→ TEXTE
====================
Flash APRAM 215 – Comportement économique

Flash APRAM n° 215 – Modification du comportement économique du consommateur

Cour de justice UE, 14 novembre 2013, C-383/12P, Environmental Manufacturing LLP / OHMI – Société Elmar Wolf (Wolf)

Chers Amis,

Lorsque la Cour de justice prononça son arrêt Intel (27 novembre 2008, C-252/07, voy. Flash APRAM n° 124), de nombreux praticiens furent perplexes face au critère posé en matière de dilution d’une marque renommée. Selon cet arrêt, la preuve que l’usage d’une marque postérieure porte ou porterait préjudice au caractère distinctif de la marque antérieure suppose que soit démontré « une modification du comportement économique du consommateur moyen des produits ou services pour lesquels la marque antérieure est enregistrée consécutive à l’usage de la marque postérieure ou un risque sérieux qu’une telle modification se produise dans le futur » (points 77 et 81, ainsi que le point 6 du dispositif).

Comme l’arrêt L’Oréal / Bellure (18 juin 2009, C-487/07, voy. Flash APRAM n° 141) abordait notamment à nouveau la situation de la « dilution » de la marque sans toutefois reprendre cette preuve (voy. point 39), certains titulaires de marques renommées s’étaient mis à espérer que l’exigence de preuve de la modification du comportement économique du consommateur s’était … diluée.

L’arrêt Wolf du 14 novembre 2013 rappelle toute la vigueur et la rigueur de l’arrêt Intel.

« Sans apporter la preuve que cette condition [de modification du comportement économique du consommateur] est remplie, le préjudice ou le risque de préjudice porté au caractère distinctif de la marque antérieure prévu à l’article 8, § 5, RMC ne saurait être constaté » (point 36).

La notion de « modification du comportement économique du consommateur moyen » pose une condition « de nature objective » (point 37). « Cette modification ne saurait être déduite uniquement des éléments subjectifs tels que la perception des consommateurs » ; la similarité entre les marques n’est pas suffisante pour établir l’existence d’un préjudice ou d’un risque de préjudice porté au caractère distinctif de la marque antérieure au sens de l’article 8, § 5, RMC, « dans la mesure où cette similitude ne crée pas de confusion dans leur esprit » (point 37).

La Cour annule l’arrêt du Tribunal qui avait jugé que l’utilisation de signes similaires pour des produits identiques ou semblables compromettait l’association immédiate que faisait le public, ce qui était, selon le Tribunal, de nature à porter atteinte à l’aptitude de la marque renommée à identifier les produits pour lesquels elle était enregistrée comme provenant de son titulaire. Or, la Cour a, par son arrêt Intel, « clairement exprimé la nécessité d’exiger un standard de preuve plus élevé » (point 40).
====================
→ CONSIGNE 1
Comment traduire en anglais cette phrase du texte : « L’arrêt Wolf du 14 novembre 2013 rappelle toute la vigueur et la rigueur de l’arrêt Intel. » ?
Les entrées n'ont aucun lien avec le texte.
====================
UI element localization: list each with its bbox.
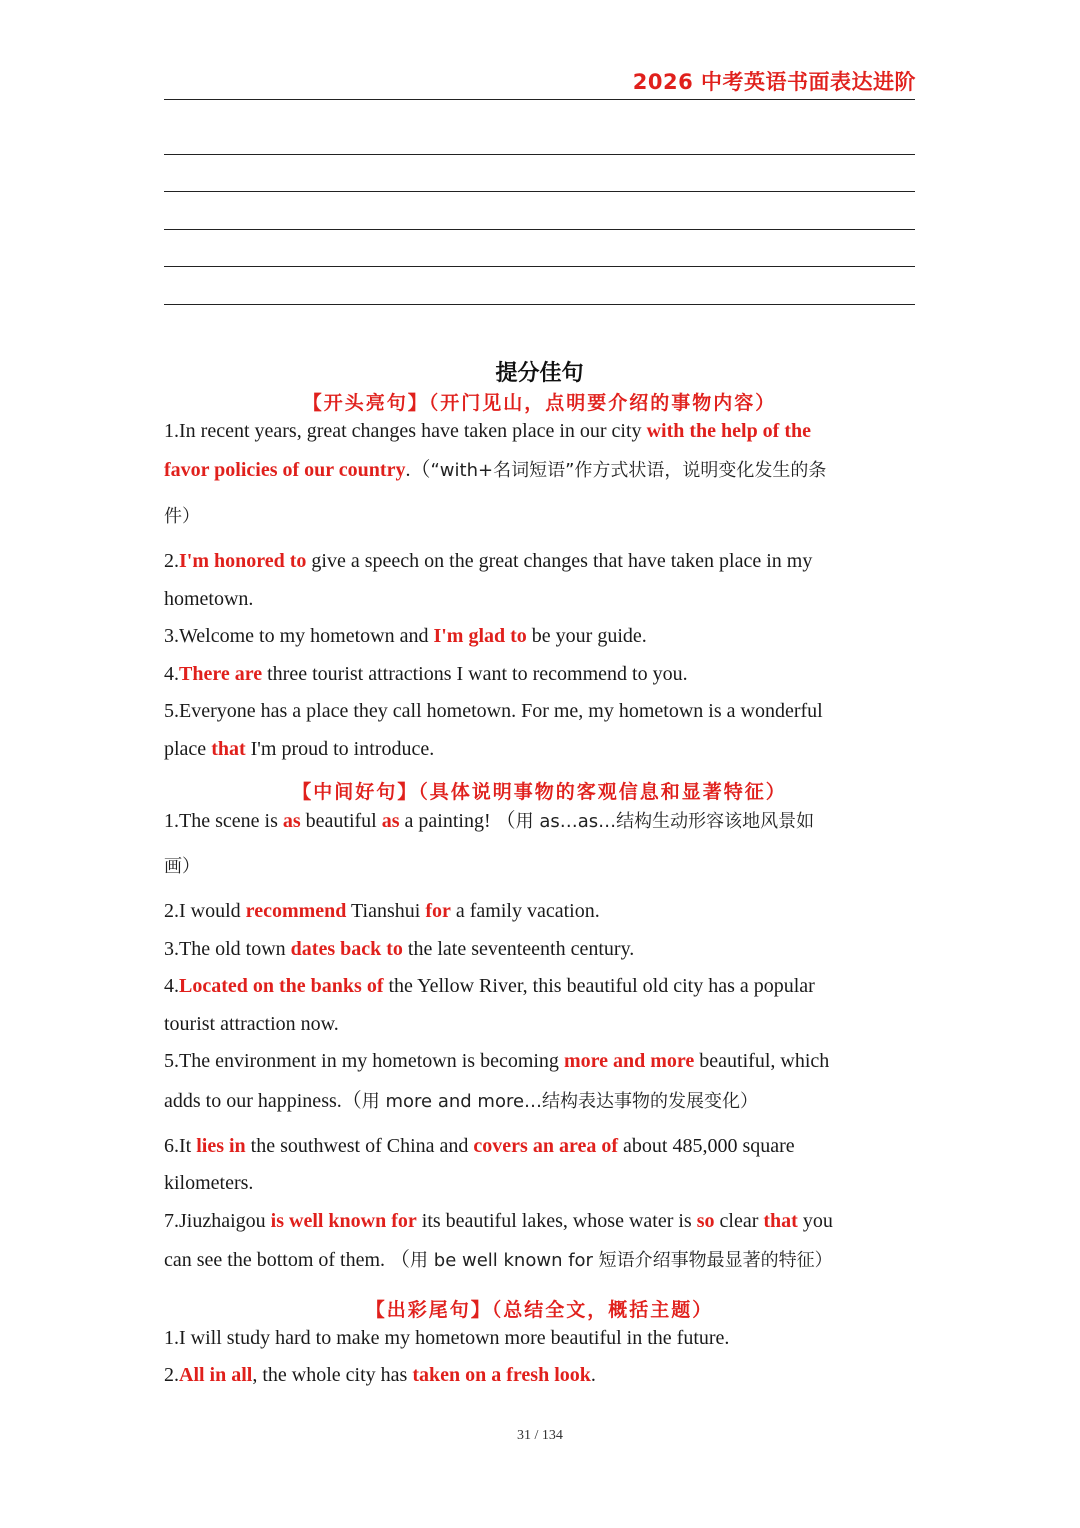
sentence-line	[164, 504, 924, 529]
key-phrase: as	[282, 810, 301, 832]
key-phrase: with the help of the	[646, 420, 812, 442]
key-phrase: lies in	[196, 1135, 246, 1157]
sentence-line	[164, 1049, 924, 1073]
header-rule	[164, 99, 915, 100]
sentence-text: 1.The scene is	[164, 810, 283, 832]
sentence-text: you	[797, 1210, 833, 1232]
key-phrase: that	[763, 1210, 798, 1232]
sentence-text: 2.I would	[164, 900, 246, 922]
sentence-text: .	[590, 1364, 596, 1386]
sentence-text: 1.In recent years, great changes have taken place in our city	[164, 420, 647, 442]
sentence-line	[164, 549, 924, 573]
writing-line	[164, 229, 915, 230]
sentence-text: kilometers.	[164, 1172, 254, 1194]
chinese-note: 用 more and more…结构表达事物的发展变化）	[361, 1091, 759, 1112]
sentence-text: a family vacation.	[450, 900, 600, 922]
sentence-line	[164, 587, 924, 611]
sentence-text: the southwest of China and	[245, 1135, 474, 1157]
writing-line	[164, 191, 915, 192]
sentence-text: about 485,000 square	[618, 1135, 795, 1157]
key-phrase: There are	[179, 663, 263, 685]
chinese-note: 画）	[164, 856, 200, 877]
key-phrase: taken on a fresh look	[412, 1364, 591, 1386]
key-phrase: recommend	[245, 900, 347, 922]
sentence-text: 1.I will study hard to make my hometown more beautiful in the future.	[164, 1327, 730, 1349]
sentence-text: 4.	[164, 975, 179, 997]
sentence-line	[164, 899, 924, 923]
sentence-text: I'm proud to introduce.	[245, 738, 435, 760]
key-phrase: I'm honored to	[179, 550, 307, 572]
sentence-text: give a speech on the great changes that have taken place in my	[306, 550, 813, 572]
section-title: 提分佳句	[495, 360, 584, 386]
sentence-line	[164, 1089, 924, 1114]
sentence-line	[164, 699, 924, 723]
sentence-text: 5.The environment in my hometown is becoming	[164, 1050, 564, 1072]
key-phrase: favor policies of our country	[164, 459, 406, 481]
sentence-line	[164, 1363, 924, 1387]
key-phrase: so	[696, 1210, 715, 1232]
sentence-line	[164, 854, 924, 879]
chinese-note: 件）	[164, 506, 200, 527]
writing-line	[164, 304, 915, 305]
sentence-line	[164, 624, 924, 648]
sentence-text: place	[164, 738, 212, 760]
chinese-note: 用 as…as…结构生动形容该地风景如	[515, 811, 815, 832]
sentence-text: 3.Welcome to my hometown and	[164, 625, 434, 647]
sentence-text: tourist attraction now.	[164, 1013, 339, 1035]
sentence-text: 4.	[164, 663, 179, 685]
page-number: 31 / 134	[517, 1428, 563, 1443]
sentence-text: a painting! （	[399, 810, 516, 832]
chinese-note: “with+名词短语”作方式状语，说明变化发生的条	[430, 460, 827, 481]
sentence-text: 6.It	[164, 1135, 197, 1157]
sentence-line	[164, 1171, 924, 1195]
key-phrase: that	[211, 738, 246, 760]
key-phrase: All in all	[179, 1364, 253, 1386]
key-phrase: is well known for	[270, 1210, 417, 1232]
key-phrase: Located on the banks of	[179, 975, 384, 997]
sentence-line	[164, 1209, 924, 1233]
sentence-text: Tianshui	[346, 900, 426, 922]
sentence-text: beautiful	[300, 810, 382, 832]
sentence-text: be your guide.	[526, 625, 647, 647]
sentence-text: hometown.	[164, 588, 254, 610]
ending-heading: 【出彩尾句】（总结全文，概括主题）	[365, 1299, 714, 1321]
sentence-line	[164, 458, 924, 483]
sentence-line	[164, 1012, 924, 1036]
sentence-line	[164, 809, 924, 834]
key-phrase: covers an area of	[473, 1135, 619, 1157]
key-phrase: dates back to	[290, 938, 403, 960]
sentence-line	[164, 662, 924, 686]
sentence-text: the Yellow River, this beautiful old city has a popular	[383, 975, 815, 997]
sentence-line	[164, 974, 924, 998]
sentence-text: 5.Everyone has a place they call hometown. For me, my hometown is a wonderful	[164, 700, 823, 722]
sentence-text: clear	[714, 1210, 764, 1232]
key-phrase: for	[425, 900, 451, 922]
key-phrase: I'm glad to	[433, 625, 527, 647]
key-phrase: more and more	[563, 1050, 695, 1072]
sentence-text: 7.Jiuzhaigou	[164, 1210, 271, 1232]
sentence-text: three tourist attractions I want to recommend to you.	[262, 663, 688, 685]
sentence-text: the late seventeenth century.	[402, 938, 635, 960]
opening-heading: 【开头亮句】（开门见山，点明要介绍的事物内容）	[302, 392, 777, 414]
writing-line	[164, 154, 915, 155]
document-header-title: 2026 中考英语书面表达进阶	[632, 70, 916, 94]
sentence-text: 3.The old town	[164, 938, 291, 960]
key-phrase: as	[381, 810, 400, 832]
sentence-line	[164, 1134, 924, 1158]
chinese-note: 用 be well known for 短语介绍事物最显著的特征）	[410, 1250, 833, 1271]
sentence-text: 2.	[164, 1364, 179, 1386]
sentence-text: , the whole city has	[252, 1364, 413, 1386]
sentence-text: can see the bottom of them. （	[164, 1249, 411, 1271]
sentence-line	[164, 737, 924, 761]
sentence-text: beautiful, which	[694, 1050, 830, 1072]
sentence-text: .（	[405, 459, 431, 481]
writing-line	[164, 266, 915, 267]
sentence-line	[164, 1326, 924, 1350]
sentence-line	[164, 419, 924, 443]
sentence-line	[164, 937, 924, 961]
sentence-text: adds to our happiness.（	[164, 1090, 362, 1112]
sentence-text: 2.	[164, 550, 179, 572]
sentence-line	[164, 1248, 924, 1273]
middle-heading: 【中间好句】（具体说明事物的客观信息和显著特征）	[292, 781, 787, 803]
sentence-text: its beautiful lakes, whose water is	[416, 1210, 697, 1232]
====================
→ CONSIGNE 2
Dans les entrées, rendez sous forme de liste JSON de chaînes, une par ligne et sans les lignes vides, les lignes allant de celle qui contient « 504, 924, 529] » jusqu'à celle qui contient « 899, 924, 923] », incluse.

→ RÉPONSE 1
The Wolf judgment of November 14, 2013 recalls the full force and rigor of the Intel judgment.

→ RÉPONSE 2
[
  "sentence-line\t[164, 504, 924, 529]",
  "key-phrase: as\t[282, 810, 301, 832]",
  "key-phrase: with the help of the\t[646, 420, 812, 442]",
  "key-phrase: lies in\t[196, 1135, 246, 1157]",
  "sentence-line\t[164, 1049, 924, 1073]",
  "header-rule\t[164, 99, 915, 100]",
  "sentence-text: 1.The scene is\t[164, 810, 283, 832]",
  "sentence-text: you\t[797, 1210, 833, 1232]",
  "key-phrase: that\t[763, 1210, 798, 1232]",
  "sentence-text: 2.I would\t[164, 900, 246, 922]",
  "sentence-text: .\t[590, 1364, 596, 1386]",
  "sentence-text: 1.In recent years, great changes have taken place in our city\t[164, 420, 647, 442]",
  "sentence-line\t[164, 549, 924, 573]",
  "writing-line\t[164, 229, 915, 230]",
  "sentence-text: kilometers.\t[164, 1172, 254, 1194]",
  "chinese-note: 用 more and more…结构表达事物的发展变化）\t[361, 1091, 759, 1112]",
  "sentence-text: a family vacation.\t[450, 900, 600, 922]",
  "sentence-line\t[164, 587, 924, 611]",
  "sentence-text: the southwest of China and\t[245, 1135, 474, 1157]",
  "writing-line\t[164, 191, 915, 192]",
  "sentence-text: about 485,000 square\t[618, 1135, 795, 1157]",
  "key-phrase: There are\t[179, 663, 263, 685]",
  "chinese-note: 画）\t[164, 856, 200, 877]",
  "key-phrase: taken on a fresh look\t[412, 1364, 591, 1386]",
  "key-phrase: recommend\t[245, 900, 347, 922]",
  "sentence-text: 1.I will study hard to make my hometown more beautiful in the future.\t[164, 1327, 730, 1349]",
  "sentence-text: 4.\t[164, 975, 179, 997]",
  "sentence-line\t[164, 899, 924, 923]"
]